Show every line below where "screenshot" can be found.

▶ **Source data**

+ + + + + + +

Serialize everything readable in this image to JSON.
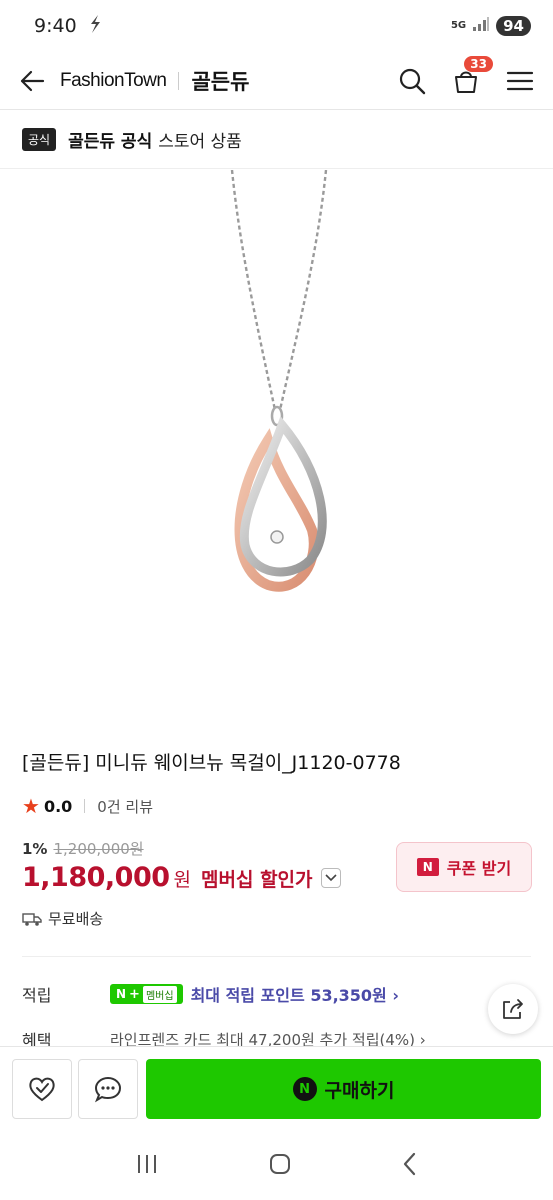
{
  "status_bar": {
    "time": "9:40",
    "network": "5G",
    "battery": "94"
  },
  "header": {
    "brand_name": "FashionTown",
    "brand_sub": "골든듀",
    "cart_count": "33"
  },
  "official": {
    "tag": "공식",
    "store": "골든듀 공식",
    "suffix": "스토어 상품"
  },
  "product": {
    "title": "[골든듀] 미니듀 웨이브뉴 목걸이_J1120-0778",
    "rating": "0.0",
    "reviews": "0건 리뷰",
    "discount_rate": "1%",
    "original_price": "1,200,000원",
    "price": "1,180,000",
    "price_unit": "원",
    "member_discount": "멤버십 할인가",
    "coupon_logo": "N",
    "coupon_label": "쿠폰 받기",
    "shipping": "무료배송"
  },
  "points": {
    "label": "적립",
    "badge_n": "N",
    "badge_plus": "+",
    "badge_text": "멤버십",
    "text": "최대 적립 포인트 53,350원 ›"
  },
  "benefit": {
    "label": "혜택",
    "text": "라인프렌즈 카드 최대 47,200원 추가 적립(4%) ›"
  },
  "bottom_bar": {
    "buy_logo": "N",
    "buy_label": "구매하기"
  },
  "colors": {
    "price_red": "#b8102e",
    "naver_green": "#1ec800",
    "points_blue": "#4a4aa8"
  }
}
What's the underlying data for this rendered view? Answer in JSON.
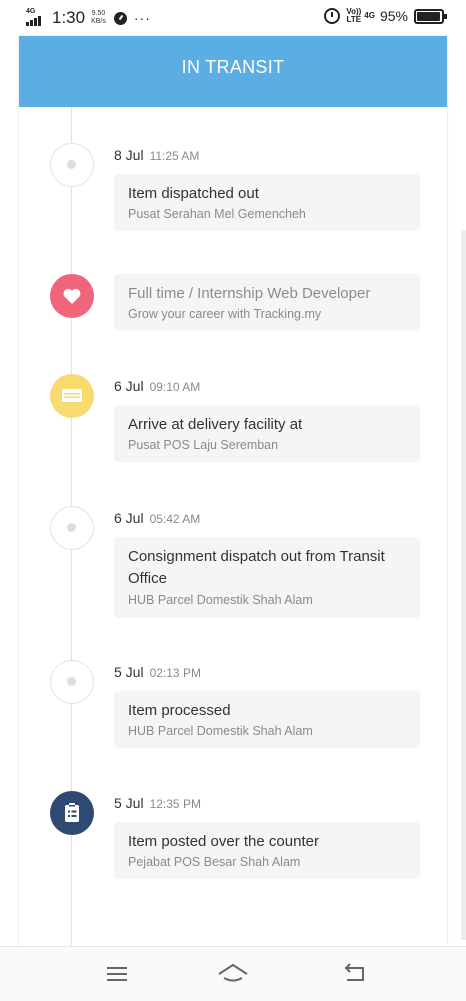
{
  "status_bar": {
    "network_tag": "4G",
    "time": "1:30",
    "speed_value": "9.50",
    "speed_unit": "KB/s",
    "more": "···",
    "volte_top": "Vo))",
    "volte_bottom": "LTE",
    "net": "4G",
    "battery_percent": "95%",
    "battery_level": 0.95
  },
  "header": {
    "title": "IN TRANSIT",
    "color": "#5aaee3"
  },
  "timeline": [
    {
      "type": "event",
      "icon": "dot-icon",
      "date": "8 Jul",
      "time": "11:25 AM",
      "title": "Item dispatched out",
      "location": "Pusat Serahan Mel Gemencheh"
    },
    {
      "type": "ad",
      "icon": "heart-icon",
      "title": "Full time / Internship Web Developer",
      "subtitle": "Grow your career with Tracking.my",
      "color": "#f0657a"
    },
    {
      "type": "event",
      "icon": "truck-icon",
      "date": "6 Jul",
      "time": "09:10 AM",
      "title": "Arrive at delivery facility at",
      "location": "Pusat POS Laju Seremban",
      "color": "#f7db70"
    },
    {
      "type": "event",
      "icon": "dot-icon",
      "date": "6 Jul",
      "time": "05:42 AM",
      "title_line1": "Consignment dispatch out from Transit",
      "title_line2": "Office",
      "location": "HUB Parcel Domestik Shah Alam"
    },
    {
      "type": "event",
      "icon": "dot-icon",
      "date": "5 Jul",
      "time": "02:13 PM",
      "title": "Item processed",
      "location": "HUB Parcel Domestik Shah Alam"
    },
    {
      "type": "event",
      "icon": "clipboard-icon",
      "date": "5 Jul",
      "time": "12:35 PM",
      "title": "Item posted over the counter",
      "location": "Pejabat POS Besar Shah Alam",
      "color": "#2e4a73"
    }
  ],
  "nav": {
    "menu": "menu-icon",
    "home": "home-icon",
    "back": "back-icon"
  }
}
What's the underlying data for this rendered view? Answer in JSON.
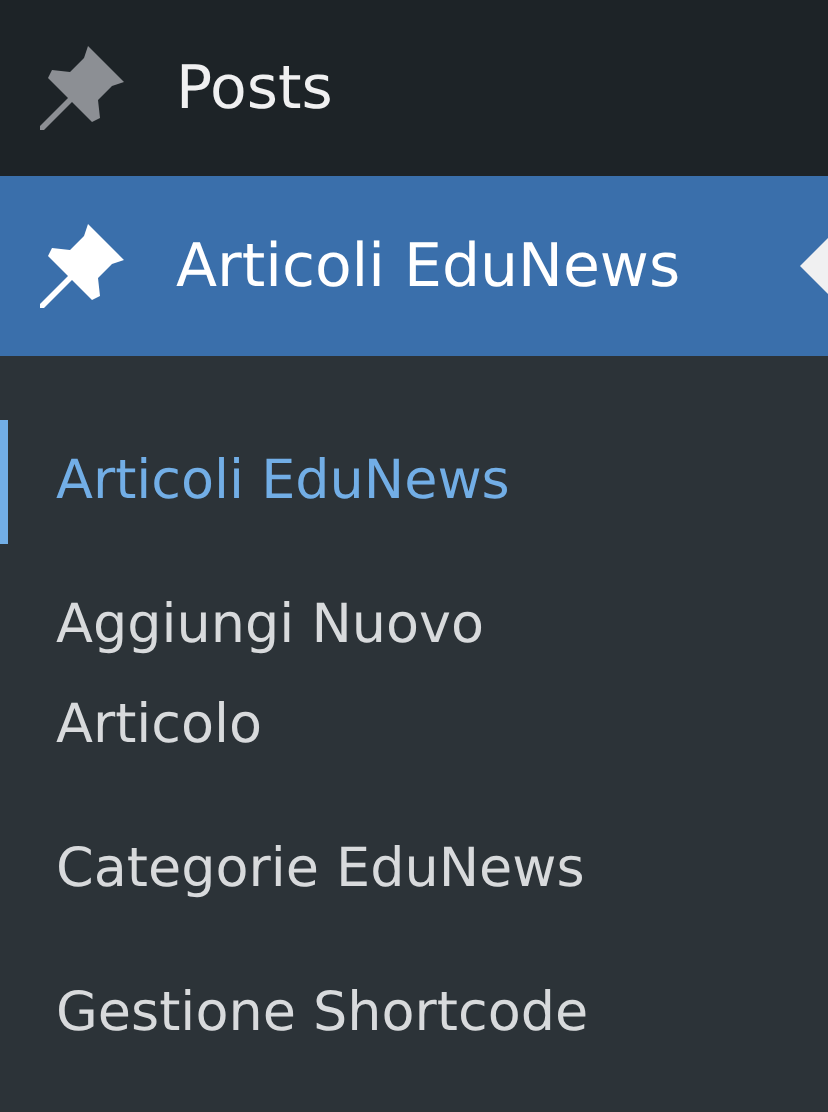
{
  "menu": [
    {
      "label": "Posts",
      "selected": false
    },
    {
      "label": "Articoli EduNews",
      "selected": true
    }
  ],
  "submenu": [
    {
      "label": "Articoli EduNews",
      "selected": true
    },
    {
      "label": "Aggiungi Nuovo Articolo",
      "selected": false
    },
    {
      "label": "Categorie EduNews",
      "selected": false
    },
    {
      "label": "Gestione Shortcode",
      "selected": false
    }
  ]
}
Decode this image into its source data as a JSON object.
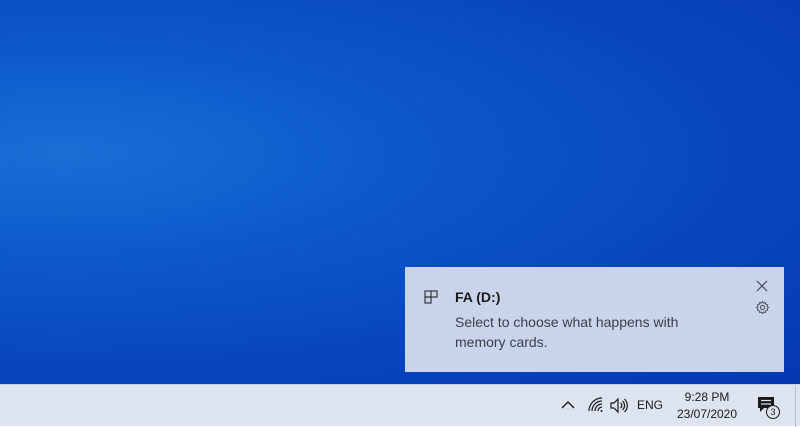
{
  "toast": {
    "title": "FA (D:)",
    "body": "Select to choose what happens with memory cards.",
    "app_icon": "removable-drive-icon",
    "close_icon": "close-icon",
    "settings_icon": "gear-icon"
  },
  "taskbar": {
    "tray": {
      "chevron_icon": "chevron-up-icon",
      "network_icon": "wifi-icon",
      "volume_icon": "speaker-icon",
      "language": "ENG",
      "time": "9:28 PM",
      "date": "23/07/2020",
      "action_center_icon": "notification-icon",
      "notification_count": "3"
    }
  },
  "colors": {
    "desktop_blue": "#0846bf",
    "toast_bg": "#c9d4ea",
    "taskbar_bg": "#dde3ef"
  }
}
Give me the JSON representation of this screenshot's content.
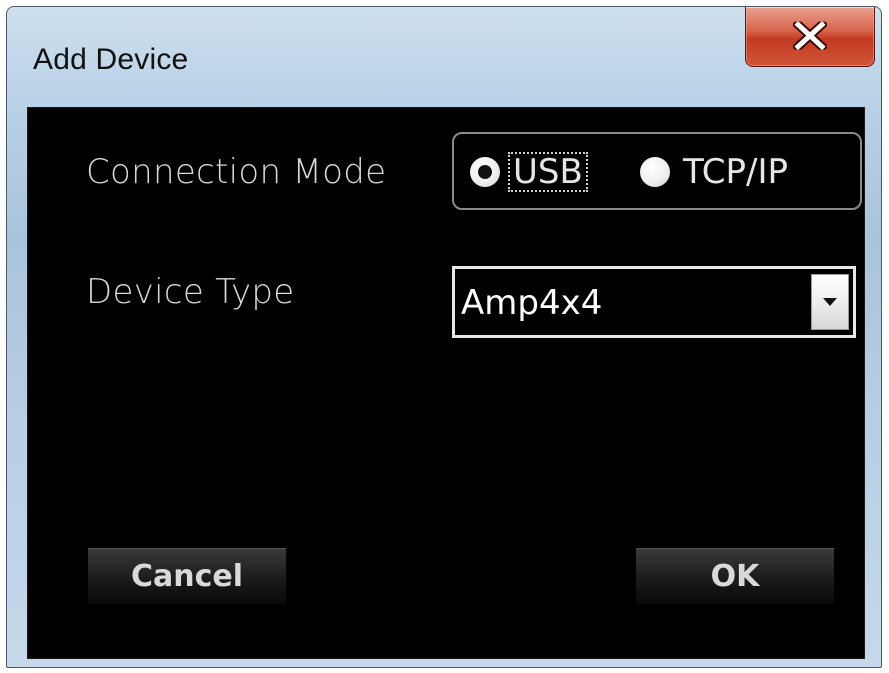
{
  "window": {
    "title": "Add Device",
    "close_glyph": "close-icon"
  },
  "form": {
    "connection_mode_label": "Connection Mode",
    "connection_options": [
      {
        "label": "USB",
        "selected": true
      },
      {
        "label": "TCP/IP",
        "selected": false
      }
    ],
    "device_type_label": "Device Type",
    "device_type_value": "Amp4x4"
  },
  "buttons": {
    "cancel_label": "Cancel",
    "ok_label": "OK"
  },
  "colors": {
    "close_button": "#c23b22",
    "client_background": "#000000",
    "text": "#d8d8d8"
  }
}
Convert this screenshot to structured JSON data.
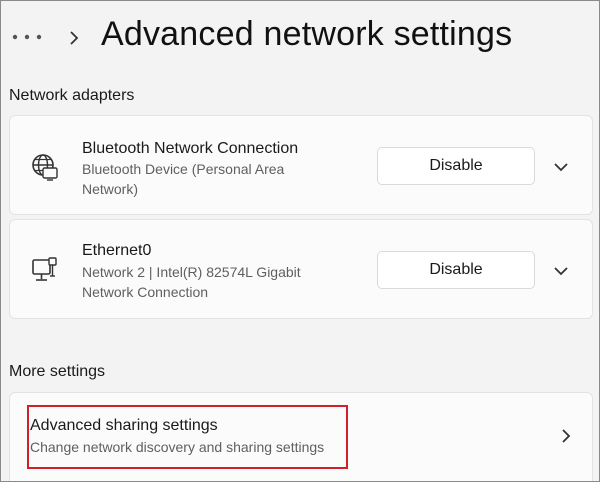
{
  "header": {
    "title": "Advanced network settings",
    "more_icon": "more-dots-icon",
    "breadcrumb_icon": "chevron-right-icon"
  },
  "network_adapters": {
    "heading": "Network adapters",
    "items": [
      {
        "name": "Bluetooth Network Connection",
        "description": "Bluetooth Device (Personal Area Network)",
        "action_label": "Disable",
        "icon": "globe-icon"
      },
      {
        "name": "Ethernet0",
        "description": "Network 2 | Intel(R) 82574L Gigabit Network Connection",
        "action_label": "Disable",
        "icon": "ethernet-icon"
      }
    ]
  },
  "more_settings": {
    "heading": "More settings",
    "items": [
      {
        "title": "Advanced sharing settings",
        "description": "Change network discovery and sharing settings",
        "highlighted": true,
        "highlight_color": "#d0202a"
      }
    ]
  },
  "colors": {
    "background": "#f3f3f3",
    "card": "#fbfbfb",
    "secondary_text": "#5f5f5f",
    "highlight": "#d0202a"
  }
}
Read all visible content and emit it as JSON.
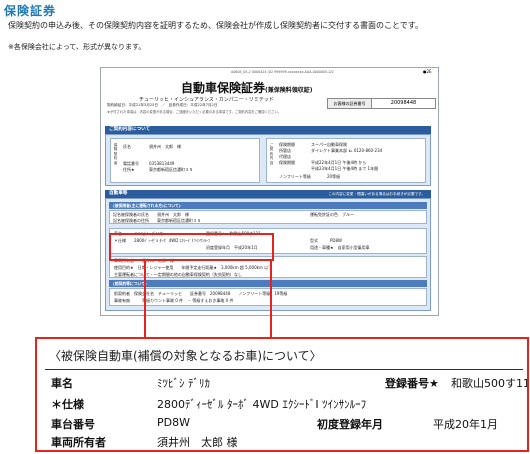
{
  "header": {
    "title": "保険証券",
    "intro": "保険契約の申込み後、その保険契約内容を証明するため、保険会社が作成し保険契約者に交付する書面のことです。",
    "note": "※各保険会社によって、形式が異なります。"
  },
  "document": {
    "top_line": "A0605_05-2  0000424  (02 999999-xxxxxxxx.AAA-0000005-2/2",
    "page_badge": "●2E",
    "title": "自動車保険証券",
    "title_sub": "(兼保険料領収証)",
    "company": "チューリッヒ・インシュアランス・カンパニー・リミテッド",
    "period_line": "契約締結日：平成21年3月25日　／　証券作成日：平成22年7月2日",
    "fine_print": "★が付された事項は、内容の変更がある場合、ご連絡をいただく必要のある事項です。ご契約内容をご確認ください。",
    "customer_label": "お客様の証券番号",
    "customer_number": "20098448",
    "section_contract": "ご契約内容について",
    "contract": {
      "name_label": "氏名",
      "name_value": "須井州　太郎　様",
      "phone_label": "電話番号",
      "phone_value": "0353813449",
      "address_label": "住所★",
      "address_value": "東京都新宿区信濃町３５",
      "left_vlabel": "保険契約者",
      "right_vlabel": "ご契約内容",
      "r_agent_label": "保険期間",
      "r_agent_value": "スーパー自動車保険",
      "r_contact_label": "所管店",
      "r_contact_value": "ダイレクト事業本部 ℡ 0120-860-234",
      "r_rep_label": "代理店",
      "r_period_label": "保険期間",
      "r_period_value": "平成22年4月1日 午後4時 から",
      "r_period_value2": "平成23年4月1日 午後4時 まで 1年間",
      "r_ncb_label": "ノンフリート等級",
      "r_ncb_value": "20等級"
    },
    "section_car": "自動車等",
    "section_car_right": "この内容に変更・間違いがある場合はお手続きが必要です。",
    "car_sub_band": "(被保険者(主に運転される方)について)",
    "car_rows": {
      "insured_name": "記名被保険者の氏名　　須井州　太郎　様",
      "insured_address": "記名被保険者の住所　　東京都新宿区信濃町３５",
      "license_color": "運転免許証の色　ブルー"
    },
    "vehicle_mini": {
      "name": "車名　　　ミツビシ デリカ",
      "reg": "登録番号★　和歌山500す111",
      "spec": "＊仕様　　2800ﾃﾞｨｰｾﾞﾙ ﾀｰﾎﾞ 4WD ｴｸｼｰﾄﾞⅠ ﾂｲﾝｻﾝﾙｰﾌ",
      "model": "型式　　　PD8W",
      "first_reg": "初度登録年月　平成20年1月",
      "purpose": "用途・車種★　自家用小型乗用車"
    },
    "owner_line": "車両所有者　　須井州　太郎　様",
    "usage_line": "使用目的★　日常・レジャー使用　　年間予定走行距離★　3,000km 超 5,000km 以下",
    "other_line": "主要運転者について・一定期間の他の自動車保険契約（失効契約）なし",
    "prev_band": "(前契約等について)",
    "prev_row1": "前契約者　保険会社名　チューリッヒ　　証券番号　20098448　　ノンフリート等級　19等級",
    "prev_row2": "事故有無　　　等級カウント事故 0 件　・ 等級すえおき事故 0 件"
  },
  "zoom": {
    "heading": "〈被保険自動車(補償の対象となるお車)について〉",
    "rows": [
      {
        "label": "車名",
        "value": "ﾐﾂﾋﾞｼ ﾃﾞﾘｶ",
        "right_label": "登録番号★",
        "right_value": "和歌山500す111"
      },
      {
        "label": "＊仕様",
        "value": "2800ﾃﾞｨｰｾﾞﾙ ﾀｰﾎﾞ 4WD ｴｸｼｰﾄﾞⅠ ﾂｲﾝｻﾝﾙｰﾌ"
      },
      {
        "label": "車台番号",
        "value": "PD8W",
        "right_label": "初度登録年月",
        "right_value": "平成20年1月"
      },
      {
        "label": "車両所有者",
        "value": "須井州　太郎 様"
      }
    ]
  }
}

+ + + + + + +

▶ **Task output**
Give me the JSON representation of this screenshot's content.
Convert this screenshot to structured JSON data.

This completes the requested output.